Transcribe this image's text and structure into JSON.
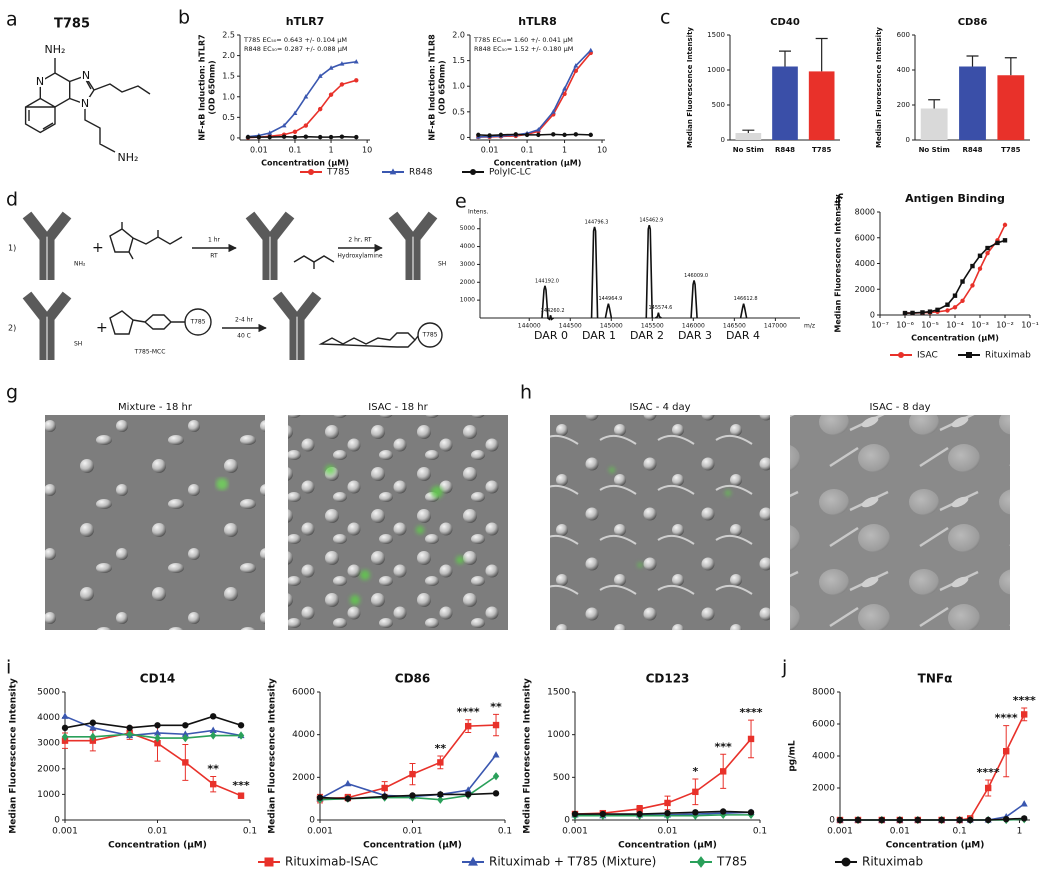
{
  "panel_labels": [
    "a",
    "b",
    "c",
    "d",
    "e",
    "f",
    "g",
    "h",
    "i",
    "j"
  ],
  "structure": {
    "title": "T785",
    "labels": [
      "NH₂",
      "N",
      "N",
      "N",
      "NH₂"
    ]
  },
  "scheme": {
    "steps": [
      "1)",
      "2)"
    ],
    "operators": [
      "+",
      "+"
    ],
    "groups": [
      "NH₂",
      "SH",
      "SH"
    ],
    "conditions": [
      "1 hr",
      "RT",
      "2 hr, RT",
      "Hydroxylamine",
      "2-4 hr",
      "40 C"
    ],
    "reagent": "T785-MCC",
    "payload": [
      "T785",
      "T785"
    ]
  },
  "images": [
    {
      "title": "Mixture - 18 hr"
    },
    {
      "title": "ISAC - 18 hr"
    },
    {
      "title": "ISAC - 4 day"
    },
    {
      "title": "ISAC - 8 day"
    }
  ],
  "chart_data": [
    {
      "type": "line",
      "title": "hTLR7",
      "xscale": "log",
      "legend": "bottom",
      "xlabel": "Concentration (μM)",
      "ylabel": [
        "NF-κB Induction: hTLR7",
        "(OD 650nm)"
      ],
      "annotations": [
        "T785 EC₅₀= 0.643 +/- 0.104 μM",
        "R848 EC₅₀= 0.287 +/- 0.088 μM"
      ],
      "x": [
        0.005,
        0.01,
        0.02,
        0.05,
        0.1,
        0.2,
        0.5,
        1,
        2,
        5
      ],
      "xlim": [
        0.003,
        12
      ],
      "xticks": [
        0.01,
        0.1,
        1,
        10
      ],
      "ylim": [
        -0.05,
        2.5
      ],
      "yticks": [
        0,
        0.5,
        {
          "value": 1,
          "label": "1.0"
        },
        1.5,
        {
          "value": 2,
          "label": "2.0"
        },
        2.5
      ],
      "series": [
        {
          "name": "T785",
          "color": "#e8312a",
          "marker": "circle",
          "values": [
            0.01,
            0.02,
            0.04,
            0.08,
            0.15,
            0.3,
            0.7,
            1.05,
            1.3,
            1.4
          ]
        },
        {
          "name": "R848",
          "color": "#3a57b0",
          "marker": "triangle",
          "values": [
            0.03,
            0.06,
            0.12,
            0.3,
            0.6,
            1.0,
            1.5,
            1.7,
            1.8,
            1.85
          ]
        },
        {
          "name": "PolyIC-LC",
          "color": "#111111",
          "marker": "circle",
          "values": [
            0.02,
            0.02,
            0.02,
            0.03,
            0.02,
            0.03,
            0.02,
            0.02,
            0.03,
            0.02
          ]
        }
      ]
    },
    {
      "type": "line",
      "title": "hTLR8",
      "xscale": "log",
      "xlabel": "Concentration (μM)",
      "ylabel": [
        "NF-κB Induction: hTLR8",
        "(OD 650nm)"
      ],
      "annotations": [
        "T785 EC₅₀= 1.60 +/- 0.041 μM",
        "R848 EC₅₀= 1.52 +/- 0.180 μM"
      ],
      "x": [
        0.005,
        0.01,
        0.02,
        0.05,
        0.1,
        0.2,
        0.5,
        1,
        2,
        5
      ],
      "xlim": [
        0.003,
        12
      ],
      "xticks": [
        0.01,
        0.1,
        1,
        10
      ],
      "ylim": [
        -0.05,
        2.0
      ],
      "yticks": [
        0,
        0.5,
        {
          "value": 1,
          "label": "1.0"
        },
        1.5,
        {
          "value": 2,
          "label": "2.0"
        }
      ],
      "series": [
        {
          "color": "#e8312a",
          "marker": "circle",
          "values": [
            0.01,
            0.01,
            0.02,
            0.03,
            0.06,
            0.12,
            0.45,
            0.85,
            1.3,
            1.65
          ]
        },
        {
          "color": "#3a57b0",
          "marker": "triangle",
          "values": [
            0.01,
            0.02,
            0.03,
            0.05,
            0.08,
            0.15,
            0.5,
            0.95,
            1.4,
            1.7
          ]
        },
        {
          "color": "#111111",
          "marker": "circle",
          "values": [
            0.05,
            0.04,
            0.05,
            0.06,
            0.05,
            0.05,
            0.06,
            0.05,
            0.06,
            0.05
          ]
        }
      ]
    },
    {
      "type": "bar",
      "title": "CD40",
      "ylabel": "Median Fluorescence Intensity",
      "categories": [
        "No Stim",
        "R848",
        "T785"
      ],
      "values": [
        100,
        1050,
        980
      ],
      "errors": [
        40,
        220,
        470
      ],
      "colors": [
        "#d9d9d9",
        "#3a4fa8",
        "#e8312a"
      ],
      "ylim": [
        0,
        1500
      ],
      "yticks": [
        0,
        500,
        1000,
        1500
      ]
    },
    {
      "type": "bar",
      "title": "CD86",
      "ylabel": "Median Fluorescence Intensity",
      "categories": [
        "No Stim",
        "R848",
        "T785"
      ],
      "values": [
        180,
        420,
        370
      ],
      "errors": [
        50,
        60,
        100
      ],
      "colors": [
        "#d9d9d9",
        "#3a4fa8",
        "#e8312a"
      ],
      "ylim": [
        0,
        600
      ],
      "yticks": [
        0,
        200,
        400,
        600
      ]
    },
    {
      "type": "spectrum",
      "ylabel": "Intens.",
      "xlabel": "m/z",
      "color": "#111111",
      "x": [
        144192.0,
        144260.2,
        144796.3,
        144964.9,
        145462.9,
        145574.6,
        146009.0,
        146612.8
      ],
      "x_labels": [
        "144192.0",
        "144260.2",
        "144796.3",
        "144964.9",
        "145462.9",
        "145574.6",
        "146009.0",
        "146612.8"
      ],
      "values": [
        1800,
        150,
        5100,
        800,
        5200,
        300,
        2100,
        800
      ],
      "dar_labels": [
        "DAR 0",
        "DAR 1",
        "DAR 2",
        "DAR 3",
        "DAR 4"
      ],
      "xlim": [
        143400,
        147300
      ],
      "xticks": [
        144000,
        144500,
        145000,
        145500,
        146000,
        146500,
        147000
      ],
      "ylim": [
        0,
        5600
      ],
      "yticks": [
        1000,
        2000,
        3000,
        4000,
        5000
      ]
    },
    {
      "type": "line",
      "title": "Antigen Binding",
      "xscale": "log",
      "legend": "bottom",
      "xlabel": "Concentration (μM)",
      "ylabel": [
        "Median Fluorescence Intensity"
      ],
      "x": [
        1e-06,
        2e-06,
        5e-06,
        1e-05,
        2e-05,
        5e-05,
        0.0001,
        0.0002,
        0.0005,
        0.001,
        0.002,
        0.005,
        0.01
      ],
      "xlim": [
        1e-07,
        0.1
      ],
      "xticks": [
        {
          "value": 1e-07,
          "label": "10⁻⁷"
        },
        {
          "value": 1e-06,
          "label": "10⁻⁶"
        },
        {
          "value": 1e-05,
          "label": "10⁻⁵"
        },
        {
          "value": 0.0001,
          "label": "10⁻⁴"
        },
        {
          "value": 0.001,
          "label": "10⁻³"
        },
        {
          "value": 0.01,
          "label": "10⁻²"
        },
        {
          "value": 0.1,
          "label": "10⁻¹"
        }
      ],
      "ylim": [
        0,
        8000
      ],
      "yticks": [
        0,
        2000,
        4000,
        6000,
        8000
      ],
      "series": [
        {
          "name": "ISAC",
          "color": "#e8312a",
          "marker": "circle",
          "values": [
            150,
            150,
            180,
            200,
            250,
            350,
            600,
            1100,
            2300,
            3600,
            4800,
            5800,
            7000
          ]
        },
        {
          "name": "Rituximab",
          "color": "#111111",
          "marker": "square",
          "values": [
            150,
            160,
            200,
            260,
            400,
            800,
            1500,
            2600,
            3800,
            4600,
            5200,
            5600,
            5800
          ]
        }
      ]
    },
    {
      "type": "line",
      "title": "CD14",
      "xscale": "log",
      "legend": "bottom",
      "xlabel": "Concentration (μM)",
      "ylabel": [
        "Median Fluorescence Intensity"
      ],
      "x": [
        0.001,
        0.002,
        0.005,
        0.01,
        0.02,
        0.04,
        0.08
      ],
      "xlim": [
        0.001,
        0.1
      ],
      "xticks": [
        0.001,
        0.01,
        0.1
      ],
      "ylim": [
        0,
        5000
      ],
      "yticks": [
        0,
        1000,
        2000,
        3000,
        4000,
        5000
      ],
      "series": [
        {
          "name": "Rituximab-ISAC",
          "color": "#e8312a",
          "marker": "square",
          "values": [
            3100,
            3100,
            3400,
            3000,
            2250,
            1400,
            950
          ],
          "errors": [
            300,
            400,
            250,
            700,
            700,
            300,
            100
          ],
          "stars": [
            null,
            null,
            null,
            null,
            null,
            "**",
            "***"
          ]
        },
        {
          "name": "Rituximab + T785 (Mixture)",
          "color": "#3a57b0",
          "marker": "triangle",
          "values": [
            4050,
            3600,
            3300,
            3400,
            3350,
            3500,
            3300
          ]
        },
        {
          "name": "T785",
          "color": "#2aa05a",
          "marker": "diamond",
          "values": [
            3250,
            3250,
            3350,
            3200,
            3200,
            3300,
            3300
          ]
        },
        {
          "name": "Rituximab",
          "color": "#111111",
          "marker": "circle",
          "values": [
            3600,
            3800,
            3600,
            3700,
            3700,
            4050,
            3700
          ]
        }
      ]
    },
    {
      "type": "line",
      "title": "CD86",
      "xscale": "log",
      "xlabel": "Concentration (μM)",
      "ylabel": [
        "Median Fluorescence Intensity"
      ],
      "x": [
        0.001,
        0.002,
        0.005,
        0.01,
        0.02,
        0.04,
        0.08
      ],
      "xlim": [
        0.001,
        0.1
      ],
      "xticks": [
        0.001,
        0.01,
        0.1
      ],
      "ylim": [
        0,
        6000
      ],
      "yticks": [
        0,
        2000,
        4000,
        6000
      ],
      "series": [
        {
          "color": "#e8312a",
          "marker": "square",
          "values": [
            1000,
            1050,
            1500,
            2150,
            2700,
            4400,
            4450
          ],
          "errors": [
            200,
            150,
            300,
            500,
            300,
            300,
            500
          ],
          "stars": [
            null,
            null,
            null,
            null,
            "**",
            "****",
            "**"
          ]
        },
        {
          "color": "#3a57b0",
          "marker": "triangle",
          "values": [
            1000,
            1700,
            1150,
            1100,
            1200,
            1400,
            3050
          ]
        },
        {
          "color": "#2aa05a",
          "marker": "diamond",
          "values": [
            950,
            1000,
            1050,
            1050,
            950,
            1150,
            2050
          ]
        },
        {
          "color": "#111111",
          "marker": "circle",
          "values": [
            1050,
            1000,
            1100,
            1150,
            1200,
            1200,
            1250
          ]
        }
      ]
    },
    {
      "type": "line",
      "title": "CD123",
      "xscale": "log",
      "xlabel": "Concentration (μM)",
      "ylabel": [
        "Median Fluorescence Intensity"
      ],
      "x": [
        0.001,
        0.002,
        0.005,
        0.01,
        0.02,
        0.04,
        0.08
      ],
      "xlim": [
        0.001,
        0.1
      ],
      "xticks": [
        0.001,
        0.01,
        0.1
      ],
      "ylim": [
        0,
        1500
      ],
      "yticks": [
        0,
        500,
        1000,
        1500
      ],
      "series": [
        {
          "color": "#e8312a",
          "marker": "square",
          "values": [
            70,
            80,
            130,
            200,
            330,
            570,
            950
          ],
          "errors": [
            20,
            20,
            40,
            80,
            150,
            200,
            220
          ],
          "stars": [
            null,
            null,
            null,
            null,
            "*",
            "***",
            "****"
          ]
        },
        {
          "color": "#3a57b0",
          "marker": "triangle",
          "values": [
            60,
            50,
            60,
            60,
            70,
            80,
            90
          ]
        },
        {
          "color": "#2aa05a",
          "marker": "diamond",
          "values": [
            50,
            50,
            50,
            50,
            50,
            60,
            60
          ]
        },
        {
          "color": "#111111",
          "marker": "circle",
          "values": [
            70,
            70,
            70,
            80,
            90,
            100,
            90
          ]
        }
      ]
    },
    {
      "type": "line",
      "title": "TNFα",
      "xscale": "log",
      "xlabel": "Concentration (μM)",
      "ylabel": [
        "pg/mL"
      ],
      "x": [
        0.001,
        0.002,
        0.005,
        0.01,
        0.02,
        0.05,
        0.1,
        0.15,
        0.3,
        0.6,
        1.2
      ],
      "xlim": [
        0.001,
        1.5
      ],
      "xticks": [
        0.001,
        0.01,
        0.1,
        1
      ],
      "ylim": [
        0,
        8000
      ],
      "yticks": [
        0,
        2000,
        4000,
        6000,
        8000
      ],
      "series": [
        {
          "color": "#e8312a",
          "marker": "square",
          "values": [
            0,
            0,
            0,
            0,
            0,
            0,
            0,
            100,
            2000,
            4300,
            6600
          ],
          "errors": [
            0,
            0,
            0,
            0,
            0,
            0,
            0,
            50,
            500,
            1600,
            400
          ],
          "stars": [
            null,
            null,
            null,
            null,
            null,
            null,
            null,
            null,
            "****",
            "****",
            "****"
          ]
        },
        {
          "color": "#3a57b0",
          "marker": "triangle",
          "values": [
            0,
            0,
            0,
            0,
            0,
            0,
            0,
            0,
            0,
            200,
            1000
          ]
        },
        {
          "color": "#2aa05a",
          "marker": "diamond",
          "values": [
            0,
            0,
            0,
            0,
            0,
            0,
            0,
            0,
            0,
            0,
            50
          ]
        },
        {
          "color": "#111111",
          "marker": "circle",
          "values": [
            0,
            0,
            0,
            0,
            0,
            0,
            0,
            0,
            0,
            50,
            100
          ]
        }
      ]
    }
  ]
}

**Written request:** Look through the entries above and count each line holding "ISAC"; report the count alone.

**Solved problem:** 5